[Records]
== == ==
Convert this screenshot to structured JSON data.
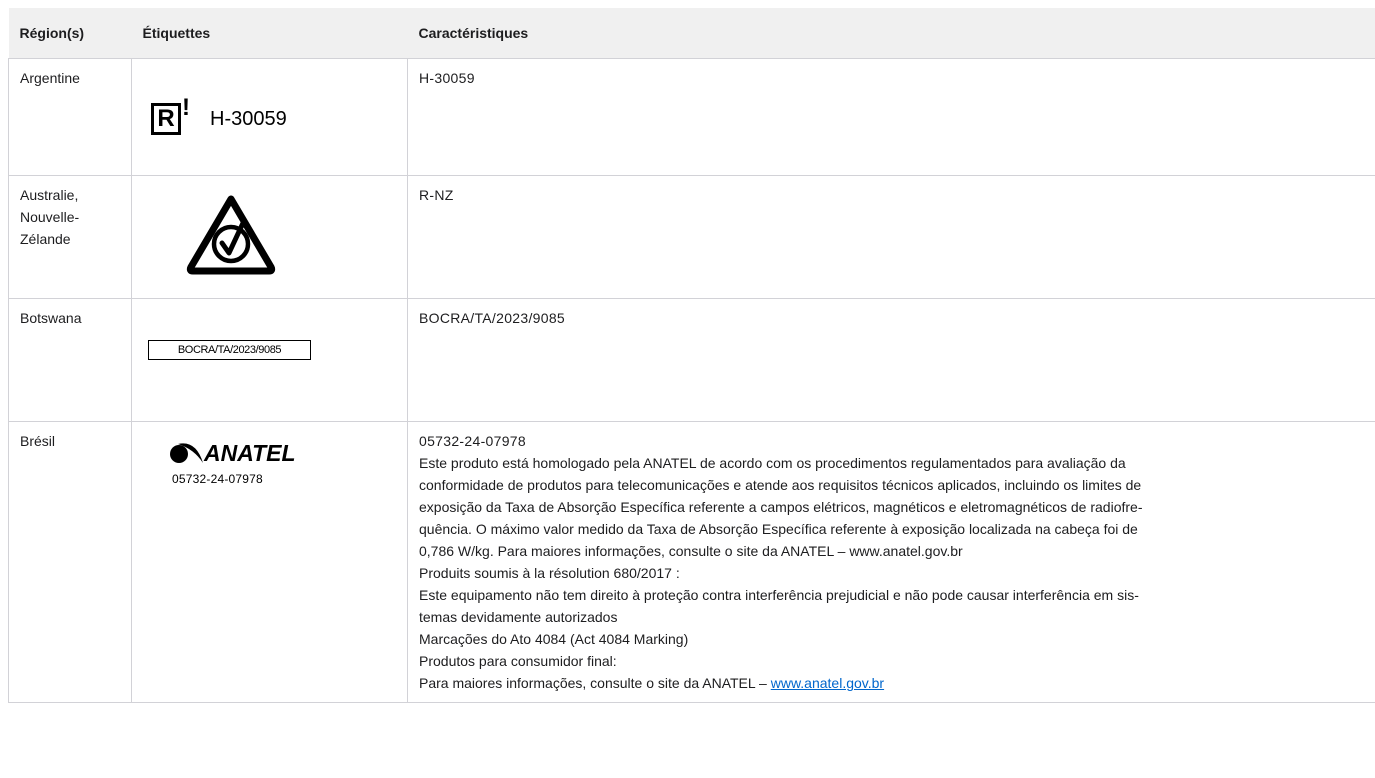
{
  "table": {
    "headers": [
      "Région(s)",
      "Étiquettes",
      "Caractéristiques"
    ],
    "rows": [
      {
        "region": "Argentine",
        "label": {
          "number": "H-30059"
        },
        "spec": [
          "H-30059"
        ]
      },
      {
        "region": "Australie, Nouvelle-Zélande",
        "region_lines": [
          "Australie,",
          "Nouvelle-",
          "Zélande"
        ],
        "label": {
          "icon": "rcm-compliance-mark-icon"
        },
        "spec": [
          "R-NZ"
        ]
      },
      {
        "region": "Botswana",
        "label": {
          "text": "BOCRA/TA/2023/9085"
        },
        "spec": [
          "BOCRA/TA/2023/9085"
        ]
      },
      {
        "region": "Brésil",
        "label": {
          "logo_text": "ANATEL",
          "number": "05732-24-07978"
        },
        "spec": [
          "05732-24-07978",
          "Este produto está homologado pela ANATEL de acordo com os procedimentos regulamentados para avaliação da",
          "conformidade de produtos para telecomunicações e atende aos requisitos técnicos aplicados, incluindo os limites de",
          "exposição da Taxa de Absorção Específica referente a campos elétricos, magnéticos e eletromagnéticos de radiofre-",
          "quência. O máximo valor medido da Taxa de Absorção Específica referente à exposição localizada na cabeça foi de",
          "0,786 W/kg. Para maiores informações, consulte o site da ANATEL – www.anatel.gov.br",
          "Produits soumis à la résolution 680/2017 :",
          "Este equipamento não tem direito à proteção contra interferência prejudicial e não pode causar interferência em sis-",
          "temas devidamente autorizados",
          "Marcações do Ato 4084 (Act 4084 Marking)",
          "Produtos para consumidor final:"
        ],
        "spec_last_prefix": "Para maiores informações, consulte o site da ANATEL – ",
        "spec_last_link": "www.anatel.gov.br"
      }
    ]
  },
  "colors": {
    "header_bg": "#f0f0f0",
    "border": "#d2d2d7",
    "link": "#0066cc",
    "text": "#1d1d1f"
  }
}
== == ==
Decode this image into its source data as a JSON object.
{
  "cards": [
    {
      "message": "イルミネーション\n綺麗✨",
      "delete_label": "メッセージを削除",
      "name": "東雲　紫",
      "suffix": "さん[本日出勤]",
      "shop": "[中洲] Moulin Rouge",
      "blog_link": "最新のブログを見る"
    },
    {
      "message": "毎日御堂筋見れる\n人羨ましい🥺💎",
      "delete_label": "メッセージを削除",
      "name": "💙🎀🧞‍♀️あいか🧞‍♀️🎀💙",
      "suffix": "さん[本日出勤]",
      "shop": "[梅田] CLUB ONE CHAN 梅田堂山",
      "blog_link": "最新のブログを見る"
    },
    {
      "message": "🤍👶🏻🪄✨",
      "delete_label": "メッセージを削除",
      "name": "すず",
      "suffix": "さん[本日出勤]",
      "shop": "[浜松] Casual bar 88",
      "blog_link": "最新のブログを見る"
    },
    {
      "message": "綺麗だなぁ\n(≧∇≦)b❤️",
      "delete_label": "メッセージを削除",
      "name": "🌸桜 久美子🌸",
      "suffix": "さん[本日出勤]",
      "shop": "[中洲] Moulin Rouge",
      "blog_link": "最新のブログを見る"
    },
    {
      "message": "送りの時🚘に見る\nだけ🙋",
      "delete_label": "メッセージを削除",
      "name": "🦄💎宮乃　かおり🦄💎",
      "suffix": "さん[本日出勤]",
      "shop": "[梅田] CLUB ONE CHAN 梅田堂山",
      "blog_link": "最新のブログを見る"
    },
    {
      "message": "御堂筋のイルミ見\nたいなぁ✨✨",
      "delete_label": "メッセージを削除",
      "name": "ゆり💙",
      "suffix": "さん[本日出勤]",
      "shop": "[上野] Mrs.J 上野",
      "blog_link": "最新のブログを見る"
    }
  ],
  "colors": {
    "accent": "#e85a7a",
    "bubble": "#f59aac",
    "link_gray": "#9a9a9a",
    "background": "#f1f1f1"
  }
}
== == ==
**TO DO**
Check each line of the entries for the string "exposição". Copy the lines that have it.

**EXERCISE SOLUTION**
          "exposição da Taxa de Absorção Específica referente a campos elétricos, magnéticos e eletromagnéticos de radiofre-",
          "quência. O máximo valor medido da Taxa de Absorção Específica referente à exposição localizada na cabeça foi de",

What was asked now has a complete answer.